Entries supplied —

==*==

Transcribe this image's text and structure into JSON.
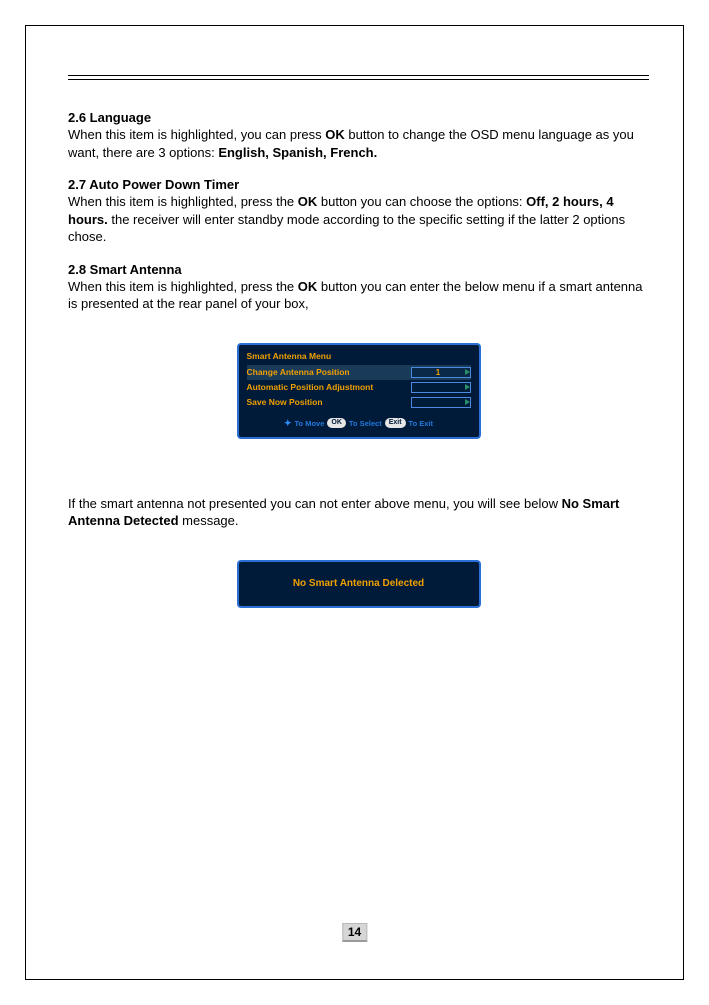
{
  "sections": {
    "s26": {
      "title": "2.6 Language",
      "text_a": "When this item is highlighted, you can press ",
      "ok": "OK",
      "text_b": " button to change the OSD menu language as you want, there are 3 options: ",
      "opts": "English, Spanish, French."
    },
    "s27": {
      "title": "2.7 Auto Power Down Timer",
      "text_a": "When this item is highlighted, press the ",
      "ok": "OK",
      "text_b": " button you can choose the options: ",
      "opts": "Off, 2 hours, 4 hours.",
      "text_c": " the receiver will enter standby mode  according to the specific setting if the latter 2 options chose."
    },
    "s28": {
      "title": "2.8 Smart Antenna",
      "text_a": "When this item is highlighted, press the ",
      "ok": "OK",
      "text_b": " button you can enter the below menu if a smart antenna is presented at the rear panel of your box,"
    }
  },
  "osd": {
    "title": "Smart Antenna Menu",
    "row1_label": "Change Antenna Position",
    "row1_value": "1",
    "row2_label": "Automatic Position Adjustmont",
    "row3_label": "Save Now Position",
    "footer_move": "To Move",
    "footer_ok": "OK",
    "footer_select": "To Select",
    "footer_exit": "Exit",
    "footer_toexit": "To Exit"
  },
  "mid": {
    "text_a": "If the smart antenna not presented you can not enter above menu, you will see below ",
    "bold": "No Smart Antenna Detected",
    "text_b": " message."
  },
  "no_detect": "No Smart Antenna Delected",
  "page_number": "14"
}
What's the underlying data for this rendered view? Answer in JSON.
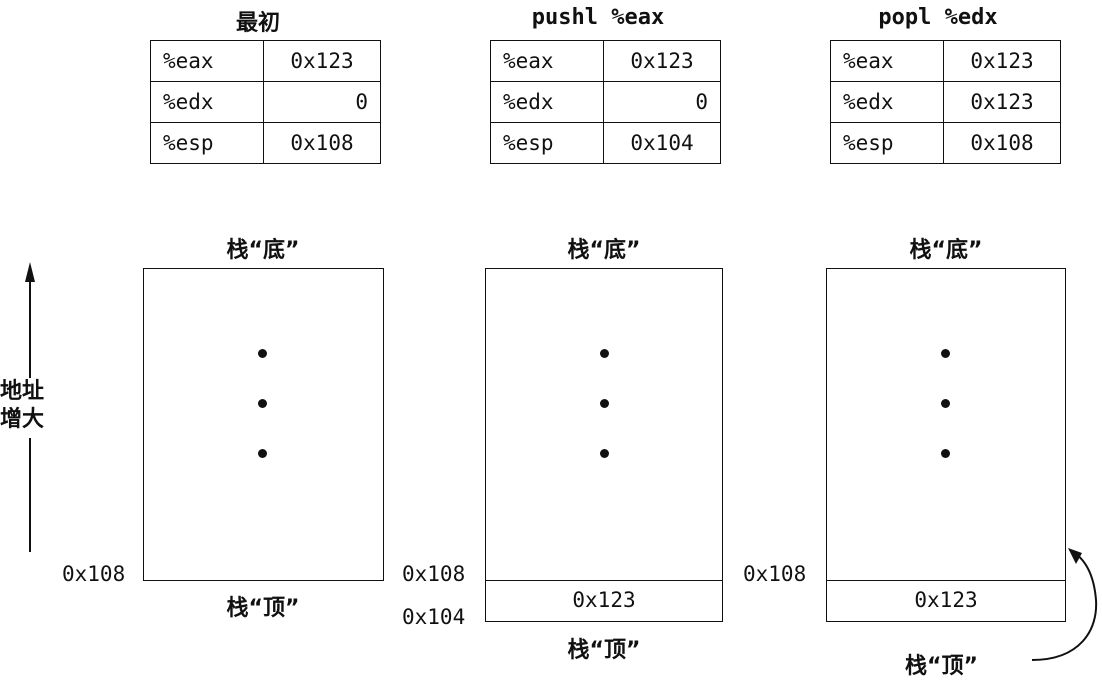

==*==

What you should do — Every record is to be reproduced exactly, with no pictures included.

Written answer —
Transcribe this image's text and structure into JSON.
{
  "sections": {
    "s26": {
      "title": "2.6 Language",
      "text_a": "When this item is highlighted, you can press ",
      "ok": "OK",
      "text_b": " button to change the OSD menu language as you want, there are 3 options: ",
      "opts": "English, Spanish, French."
    },
    "s27": {
      "title": "2.7 Auto Power Down Timer",
      "text_a": "When this item is highlighted, press the ",
      "ok": "OK",
      "text_b": " button you can choose the options: ",
      "opts": "Off, 2 hours, 4 hours.",
      "text_c": " the receiver will enter standby mode  according to the specific setting if the latter 2 options chose."
    },
    "s28": {
      "title": "2.8 Smart Antenna",
      "text_a": "When this item is highlighted, press the ",
      "ok": "OK",
      "text_b": " button you can enter the below menu if a smart antenna is presented at the rear panel of your box,"
    }
  },
  "osd": {
    "title": "Smart Antenna Menu",
    "row1_label": "Change Antenna Position",
    "row1_value": "1",
    "row2_label": "Automatic Position Adjustmont",
    "row3_label": "Save Now Position",
    "footer_move": "To Move",
    "footer_ok": "OK",
    "footer_select": "To Select",
    "footer_exit": "Exit",
    "footer_toexit": "To Exit"
  },
  "mid": {
    "text_a": "If the smart antenna not presented you can not enter above menu, you will see below ",
    "bold": "No Smart Antenna Detected",
    "text_b": " message."
  },
  "no_detect": "No Smart Antenna Delected",
  "page_number": "14"
}
What's the underlying data for this rendered view? Answer in JSON.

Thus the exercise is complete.